## begin SUPPLIED DATA

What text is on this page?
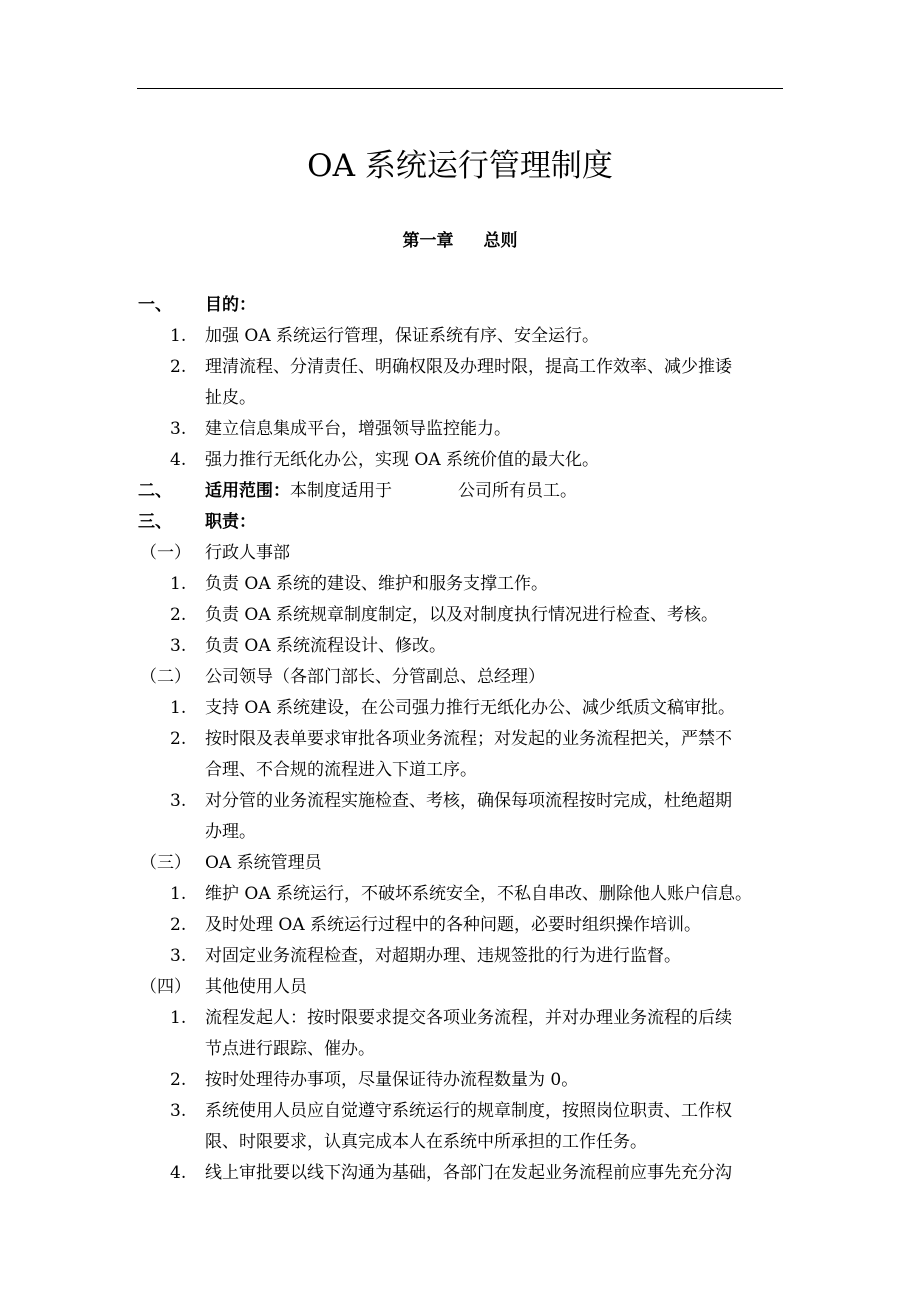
OA 系统运行管理制度
第一章 总则
一、 目的：
1. 加强 OA 系统运行管理，保证系统有序、安全运行。
2. 理清流程、分清责任、明确权限及办理时限，提高工作效率、减少推诿
扯皮。
3. 建立信息集成平台，增强领导监控能力。
4. 强力推行无纸化办公，实现 OA 系统价值的最大化。
二、 适用范围：本制度适用于	公司所有员工。
三、 职责：
（一） 行政人事部
1. 负责 OA 系统的建设、维护和服务支撑工作。
2. 负责 OA 系统规章制度制定，以及对制度执行情况进行检查、考核。
3. 负责 OA 系统流程设计、修改。
（二） 公司领导（各部门部长、分管副总、总经理）
1. 支持 OA 系统建设，在公司强力推行无纸化办公、减少纸质文稿审批。
2. 按时限及表单要求审批各项业务流程；对发起的业务流程把关，严禁不
合理、不合规的流程进入下道工序。
3. 对分管的业务流程实施检查、考核，确保每项流程按时完成，杜绝超期
办理。
（三） OA 系统管理员
1. 维护 OA 系统运行，不破坏系统安全，不私自串改、删除他人账户信息。
2. 及时处理 OA 系统运行过程中的各种问题，必要时组织操作培训。
3. 对固定业务流程检查，对超期办理、违规签批的行为进行监督。
（四） 其他使用人员
1. 流程发起人：按时限要求提交各项业务流程，并对办理业务流程的后续
节点进行跟踪、催办。
2. 按时处理待办事项，尽量保证待办流程数量为 0。
3. 系统使用人员应自觉遵守系统运行的规章制度，按照岗位职责、工作权
限、时限要求，认真完成本人在系统中所承担的工作任务。
4. 线上审批要以线下沟通为基础，各部门在发起业务流程前应事先充分沟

## end SUPPLIED DATA

## THE PROBLEM
Repeat everything in the records precisely. Images are excluded from the copy.

## OUTPUT BELOW
What text is on this page?
OA 系统运行管理制度
第一章 总则
一、 目的：
1. 加强 OA 系统运行管理，保证系统有序、安全运行。
2. 理清流程、分清责任、明确权限及办理时限，提高工作效率、减少推诿
扯皮。
3. 建立信息集成平台，增强领导监控能力。
4. 强力推行无纸化办公，实现 OA 系统价值的最大化。
二、 适用范围：本制度适用于	公司所有员工。
三、 职责：
（一） 行政人事部
1. 负责 OA 系统的建设、维护和服务支撑工作。
2. 负责 OA 系统规章制度制定，以及对制度执行情况进行检查、考核。
3. 负责 OA 系统流程设计、修改。
（二） 公司领导（各部门部长、分管副总、总经理）
1. 支持 OA 系统建设，在公司强力推行无纸化办公、减少纸质文稿审批。
2. 按时限及表单要求审批各项业务流程；对发起的业务流程把关，严禁不
合理、不合规的流程进入下道工序。
3. 对分管的业务流程实施检查、考核，确保每项流程按时完成，杜绝超期
办理。
（三） OA 系统管理员
1. 维护 OA 系统运行，不破坏系统安全，不私自串改、删除他人账户信息。
2. 及时处理 OA 系统运行过程中的各种问题，必要时组织操作培训。
3. 对固定业务流程检查，对超期办理、违规签批的行为进行监督。
（四） 其他使用人员
1. 流程发起人：按时限要求提交各项业务流程，并对办理业务流程的后续
节点进行跟踪、催办。
2. 按时处理待办事项，尽量保证待办流程数量为 0。
3. 系统使用人员应自觉遵守系统运行的规章制度，按照岗位职责、工作权
限、时限要求，认真完成本人在系统中所承担的工作任务。
4. 线上审批要以线下沟通为基础，各部门在发起业务流程前应事先充分沟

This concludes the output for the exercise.